§ **Exercise requirements**
In your copy, repeat the records exactly and leave out the pictures.

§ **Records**
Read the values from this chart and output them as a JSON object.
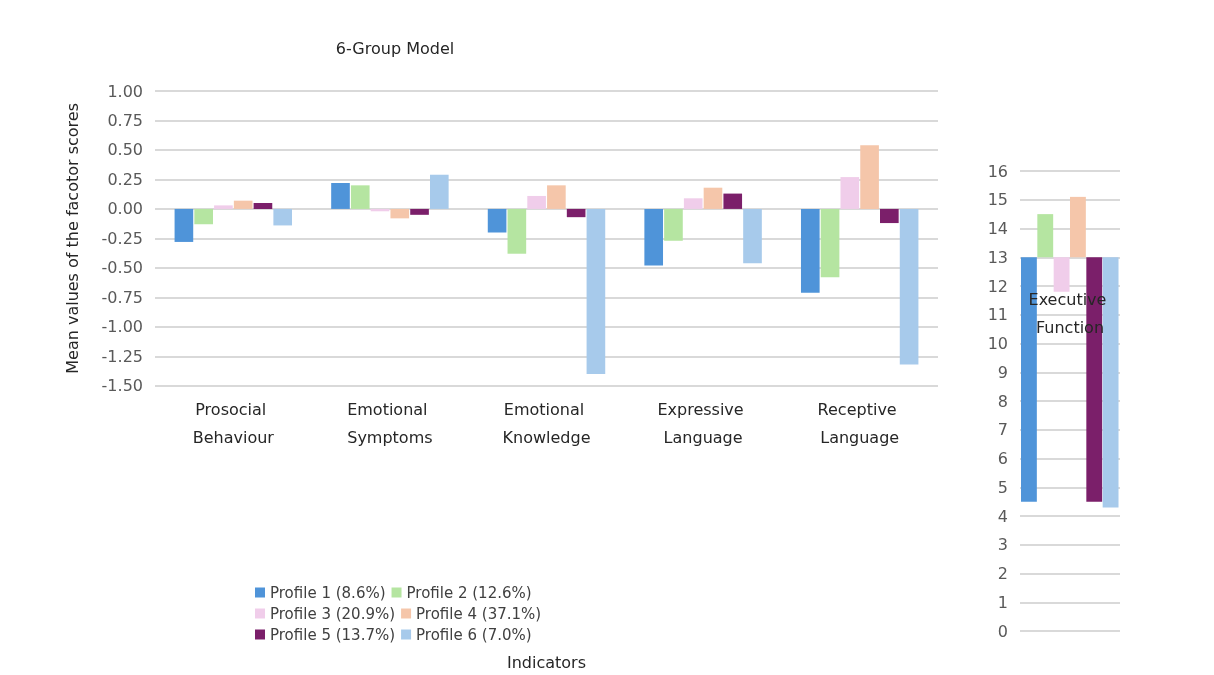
{
  "chart_data": [
    {
      "type": "bar",
      "title": "6-Group Model",
      "xlabel": "Indicators",
      "ylabel": "Mean values of the facotor scores",
      "categories": [
        "Prosocial Behaviour",
        "Emotional Symptoms",
        "Emotional Knowledge",
        "Expressive Language",
        "Receptive Language"
      ],
      "series": [
        {
          "name": "Profile 1 (8.6%)",
          "color": "#4f94d9",
          "values": [
            -0.28,
            0.22,
            -0.2,
            -0.48,
            -0.71
          ]
        },
        {
          "name": "Profile 2 (12.6%)",
          "color": "#b5e5a1",
          "values": [
            -0.13,
            0.2,
            -0.38,
            -0.27,
            -0.58
          ]
        },
        {
          "name": "Profile 3 (20.9%)",
          "color": "#f0cdea",
          "values": [
            0.03,
            -0.02,
            0.11,
            0.09,
            0.27
          ]
        },
        {
          "name": "Profile 4 (37.1%)",
          "color": "#f5c6aa",
          "values": [
            0.07,
            -0.08,
            0.2,
            0.18,
            0.54
          ]
        },
        {
          "name": "Profile 5 (13.7%)",
          "color": "#7b1f6a",
          "values": [
            0.05,
            -0.05,
            -0.07,
            0.13,
            -0.12
          ]
        },
        {
          "name": "Profile 6 (7.0%)",
          "color": "#a7caeb",
          "values": [
            -0.14,
            0.29,
            -1.4,
            -0.46,
            -1.32
          ]
        }
      ],
      "ylim": [
        -1.5,
        1
      ],
      "yticks": [
        {
          "value": -1.5,
          "label": "-1.50"
        },
        {
          "value": -1.25,
          "label": "-1.25"
        },
        {
          "value": -1,
          "label": "-1.00"
        },
        {
          "value": -0.75,
          "label": "-0.75"
        },
        {
          "value": -0.5,
          "label": "-0.50"
        },
        {
          "value": -0.25,
          "label": "-0.25"
        },
        {
          "value": 0,
          "label": "0.00"
        },
        {
          "value": 0.25,
          "label": "0.25"
        },
        {
          "value": 0.5,
          "label": "0.50"
        },
        {
          "value": 0.75,
          "label": "0.75"
        },
        {
          "value": 1,
          "label": "1.00"
        }
      ],
      "grid": "y",
      "legend": "bottom"
    },
    {
      "type": "bar",
      "categories": [
        "Executive Function"
      ],
      "series": [
        {
          "color": "#4f94d9",
          "base": [
            13
          ],
          "values": [
            -8.5
          ]
        },
        {
          "color": "#b5e5a1",
          "base": [
            13
          ],
          "values": [
            1.5
          ]
        },
        {
          "color": "#f0cdea",
          "base": [
            13
          ],
          "values": [
            -1.2
          ]
        },
        {
          "color": "#f5c6aa",
          "base": [
            13
          ],
          "values": [
            2.1
          ]
        },
        {
          "color": "#7b1f6a",
          "base": [
            13
          ],
          "values": [
            -8.5
          ]
        },
        {
          "color": "#a7caeb",
          "base": [
            13
          ],
          "values": [
            -8.7
          ]
        }
      ],
      "ylim": [
        0,
        16
      ],
      "yticks": [
        0,
        1,
        2,
        3,
        4,
        5,
        6,
        7,
        8,
        9,
        10,
        11,
        12,
        13,
        14,
        15,
        16
      ],
      "grid": "y"
    }
  ]
}
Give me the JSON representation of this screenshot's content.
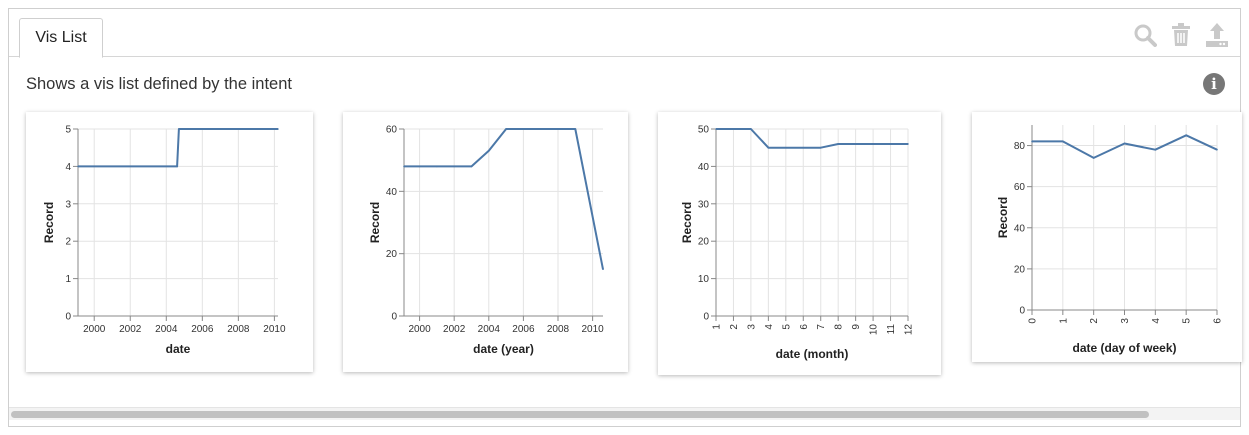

§ **The response**
Read the values from this chart and output them as a JSON object.
{
  "chart_data": [
    {
      "type": "bar",
      "title": "6-Group Model",
      "xlabel": "Indicators",
      "ylabel": "Mean values of the facotor scores",
      "categories": [
        "Prosocial Behaviour",
        "Emotional Symptoms",
        "Emotional Knowledge",
        "Expressive Language",
        "Receptive Language"
      ],
      "series": [
        {
          "name": "Profile 1 (8.6%)",
          "color": "#4f94d9",
          "values": [
            -0.28,
            0.22,
            -0.2,
            -0.48,
            -0.71
          ]
        },
        {
          "name": "Profile 2 (12.6%)",
          "color": "#b5e5a1",
          "values": [
            -0.13,
            0.2,
            -0.38,
            -0.27,
            -0.58
          ]
        },
        {
          "name": "Profile 3 (20.9%)",
          "color": "#f0cdea",
          "values": [
            0.03,
            -0.02,
            0.11,
            0.09,
            0.27
          ]
        },
        {
          "name": "Profile 4 (37.1%)",
          "color": "#f5c6aa",
          "values": [
            0.07,
            -0.08,
            0.2,
            0.18,
            0.54
          ]
        },
        {
          "name": "Profile 5 (13.7%)",
          "color": "#7b1f6a",
          "values": [
            0.05,
            -0.05,
            -0.07,
            0.13,
            -0.12
          ]
        },
        {
          "name": "Profile 6 (7.0%)",
          "color": "#a7caeb",
          "values": [
            -0.14,
            0.29,
            -1.4,
            -0.46,
            -1.32
          ]
        }
      ],
      "ylim": [
        -1.5,
        1
      ],
      "yticks": [
        {
          "value": -1.5,
          "label": "-1.50"
        },
        {
          "value": -1.25,
          "label": "-1.25"
        },
        {
          "value": -1,
          "label": "-1.00"
        },
        {
          "value": -0.75,
          "label": "-0.75"
        },
        {
          "value": -0.5,
          "label": "-0.50"
        },
        {
          "value": -0.25,
          "label": "-0.25"
        },
        {
          "value": 0,
          "label": "0.00"
        },
        {
          "value": 0.25,
          "label": "0.25"
        },
        {
          "value": 0.5,
          "label": "0.50"
        },
        {
          "value": 0.75,
          "label": "0.75"
        },
        {
          "value": 1,
          "label": "1.00"
        }
      ],
      "grid": "y",
      "legend": "bottom"
    },
    {
      "type": "bar",
      "categories": [
        "Executive Function"
      ],
      "series": [
        {
          "color": "#4f94d9",
          "base": [
            13
          ],
          "values": [
            -8.5
          ]
        },
        {
          "color": "#b5e5a1",
          "base": [
            13
          ],
          "values": [
            1.5
          ]
        },
        {
          "color": "#f0cdea",
          "base": [
            13
          ],
          "values": [
            -1.2
          ]
        },
        {
          "color": "#f5c6aa",
          "base": [
            13
          ],
          "values": [
            2.1
          ]
        },
        {
          "color": "#7b1f6a",
          "base": [
            13
          ],
          "values": [
            -8.5
          ]
        },
        {
          "color": "#a7caeb",
          "base": [
            13
          ],
          "values": [
            -8.7
          ]
        }
      ],
      "ylim": [
        0,
        16
      ],
      "yticks": [
        0,
        1,
        2,
        3,
        4,
        5,
        6,
        7,
        8,
        9,
        10,
        11,
        12,
        13,
        14,
        15,
        16
      ],
      "grid": "y"
    }
  ]
}
Give me the JSON representation of this screenshot's content.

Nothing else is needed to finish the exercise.